→ **Fragment tekstu**
════════════════════
Witam
Wszyscy się chwalą swoimi "grzeszkami zakupowymi" to może i ja się pochwalę
To moje "grzeszki" z tego tygodnia za wyjątkiem cebulkowych, bo to "grzeszek" poprzedniego tygodnia
Kolejno: Tamaryszek chyba Drobnokwiatowy (a tak nawiasem mówiąc- zachorowałam jeszcze na Tamaryszka Pięciopręcikowego, jak poczytałam, tylko gdzie to cudo dostać

jak ktoś będzie wiedział, to niech da znać

), Forsycja, Róża pomarszczona (specjalnie dla płateczków i owocków), Tawuła van Houtte'a i Jaśminowiec wonny. Jak myślicie będzie coś jeszcze z tych krzaczków, tamaryszek wyglądał okropnie
Tu to widać ...
════════════════════
→ **Wybrane dane**
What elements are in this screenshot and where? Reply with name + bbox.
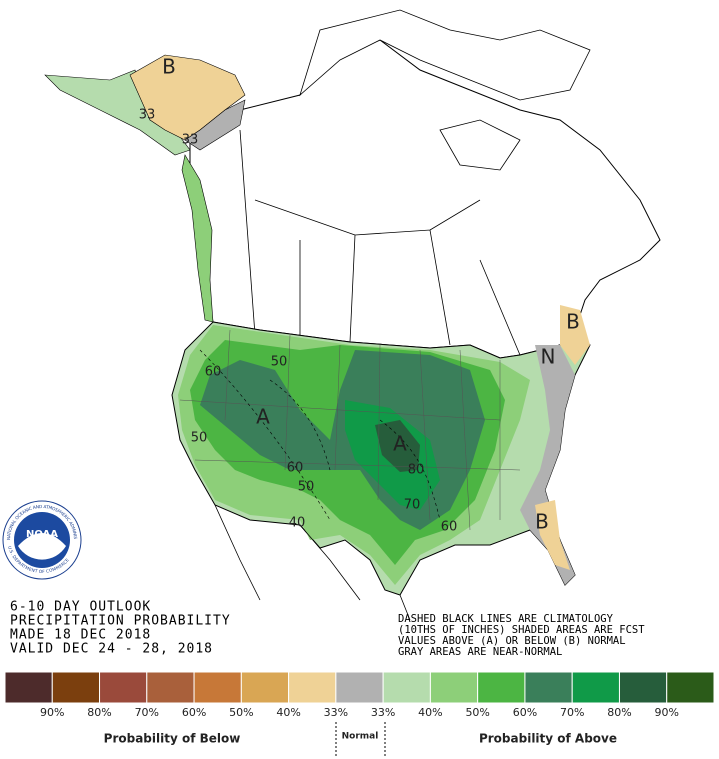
map-label: 50 (271, 355, 288, 370)
legend-label: 60% (513, 706, 537, 719)
alaska-gray (184, 99, 246, 151)
map-label: 40 (289, 516, 306, 531)
header-line: 6-10 DAY OUTLOOK (10, 600, 151, 615)
legend-swatch (240, 671, 290, 704)
legend-swatch (4, 671, 53, 704)
map-label: 33 (139, 108, 156, 123)
logo-name: NOAA (26, 529, 58, 540)
arctic-islands (299, 9, 591, 171)
legend-label: 33% (324, 706, 348, 719)
conus-90 (375, 420, 420, 472)
legend-label: 50% (229, 706, 253, 719)
header-line: PRECIPITATION PROBABILITY (10, 614, 231, 629)
legend-swatch (335, 671, 384, 704)
legend-label: 60% (182, 706, 206, 719)
legend-swatch (666, 671, 715, 704)
note-line: VALUES ABOVE (A) OR BELOW (B) NORMAL (398, 635, 626, 647)
map-label: 60 (205, 365, 222, 380)
legend-swatch (51, 671, 101, 704)
map-label: 33 (182, 133, 199, 148)
mexico-outline (214, 504, 411, 621)
legend-swatch (618, 671, 668, 704)
legend-swatch (99, 671, 148, 704)
legend-swatch (193, 671, 242, 704)
legend-swatch (146, 671, 195, 704)
legend-swatch (571, 671, 620, 704)
southeast-tan (535, 500, 570, 570)
legend-normal: Normal (342, 732, 379, 742)
legend-swatch (524, 671, 573, 704)
state-lines (179, 329, 521, 531)
legend-swatch (429, 671, 479, 704)
legend-label: 90% (40, 706, 64, 719)
map-label: 50 (298, 480, 315, 495)
legend-label: 90% (655, 706, 679, 719)
legend-below: Probability of Below (104, 732, 241, 746)
legend-swatch (288, 671, 337, 704)
legend-swatch (477, 671, 526, 704)
legend-above: Probability of Above (479, 732, 617, 746)
alaska-green (44, 69, 191, 156)
legend-label: 70% (135, 706, 159, 719)
legend-label: 40% (276, 706, 300, 719)
canada-outline (189, 39, 661, 359)
legend-label: 33% (371, 706, 395, 719)
logo-gull (18, 533, 66, 560)
map-label: B (535, 510, 549, 534)
map-label: B (162, 55, 176, 79)
note-line: DASHED BLACK LINES ARE CLIMATOLOGY (398, 613, 614, 625)
legend-swatch (382, 671, 431, 704)
note-line: (10THS OF INCHES) SHADED AREAS ARE FCST (398, 624, 645, 636)
canada-provinces (239, 129, 521, 356)
map-label: A (393, 432, 407, 456)
map-label: N (541, 345, 556, 369)
header-line: MADE 18 DEC 2018 (10, 628, 151, 643)
legend-label: 70% (560, 706, 584, 719)
legend-label: 40% (418, 706, 442, 719)
pacific-nw-coast (181, 154, 214, 323)
legend-label: 50% (465, 706, 489, 719)
map-label: 50 (191, 431, 208, 446)
note-line: GRAY AREAS ARE NEAR-NORMAL (398, 646, 562, 658)
east-gray (520, 345, 575, 585)
legend-label: 80% (87, 706, 111, 719)
header-line: VALID DEC 24 - 28, 2018 (10, 642, 213, 657)
legend-label: 80% (607, 706, 631, 719)
map-label: 60 (441, 520, 458, 535)
map-label: 70 (404, 498, 421, 513)
map-label: 80 (408, 463, 425, 478)
map-label: A (256, 405, 270, 429)
map-label: B (566, 310, 580, 334)
map-label: 60 (287, 461, 304, 476)
northeast-tan (560, 305, 590, 365)
climatology-lines (199, 349, 441, 521)
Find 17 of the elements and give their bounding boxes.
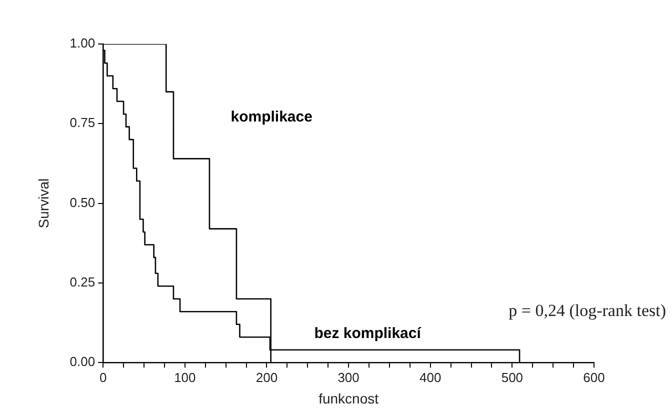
x-tick-label: 200 [256, 370, 278, 385]
x-tick-label: 400 [420, 370, 442, 385]
y-tick-label: 1.00 [70, 36, 96, 51]
y-tick-label: 0.25 [70, 274, 96, 290]
x-tick-label: 100 [174, 370, 196, 385]
x-tick-label: 600 [583, 370, 605, 385]
series-label: bez komplikací [314, 325, 422, 342]
y-tick-label: 0.00 [70, 354, 96, 370]
x-tick-label: 500 [501, 370, 524, 385]
text: komplikace [230, 108, 312, 126]
x-tick-label: 300 [338, 370, 360, 385]
x-tick-label: 0 [99, 370, 107, 385]
y-tick-label: 0.50 [70, 194, 96, 210]
y-tick-label: 0.75 [70, 115, 96, 130]
y-axis-title: Survival [35, 178, 52, 228]
x-axis-title: funkcnost [318, 390, 379, 406]
annotation: p = 0,24 (log-rank test) [508, 301, 666, 320]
════════════════════
→ **Zadania**
**1)** Przepisz dosłownie z listingu wiersze od tego, który zawiera „x-tick-label: 200 [256, 370, 278, 385]”, do tego, który zawiera „x-tick-label: 500 [501, 370, 524, 385]”, łącznie z oboma.
**2)** Dopisz dalszy ciąg wpisu o kupionych krzewach, zaczynając po jego ostatnim zdaniu.
Wpis o kupionych krzewach i listing to dwa odrębne materiały.

→ **Odpowiedzi**
**1)**
x-tick-label: 200 [256, 370, 278, 385]
x-tick-label: 400 [420, 370, 442, 385]
y-tick-label: 1.00 [70, 36, 96, 51]
y-tick-label: 0.25 [70, 274, 96, 290]
x-tick-label: 100 [174, 370, 196, 385]
x-tick-label: 600 [583, 370, 605, 385]
series-label: bez komplikací [314, 325, 422, 342]
y-tick-label: 0.00 [70, 354, 96, 370]
x-tick-label: 500 [501, 370, 524, 385]

**2)**
Ostrokrzew... kurcze, podobno trzeba sadzić parami, to znaczy pana i panią, a ja nie wiem "kto to jest", jak to można rozpoznać i jak to u Was wygląda

Nie miała baba kłopotu, kupiła sobie....

... proszę o rady
I moje miniaturowe Chryzantemki, były tez pełne, ale te mi się bardziej spodobały, choć tamte również były urocze

może ktoś mi podpowie, czy te cuda można przetrzymać do wiosny i jak to zrobić... będę wdzięczna ...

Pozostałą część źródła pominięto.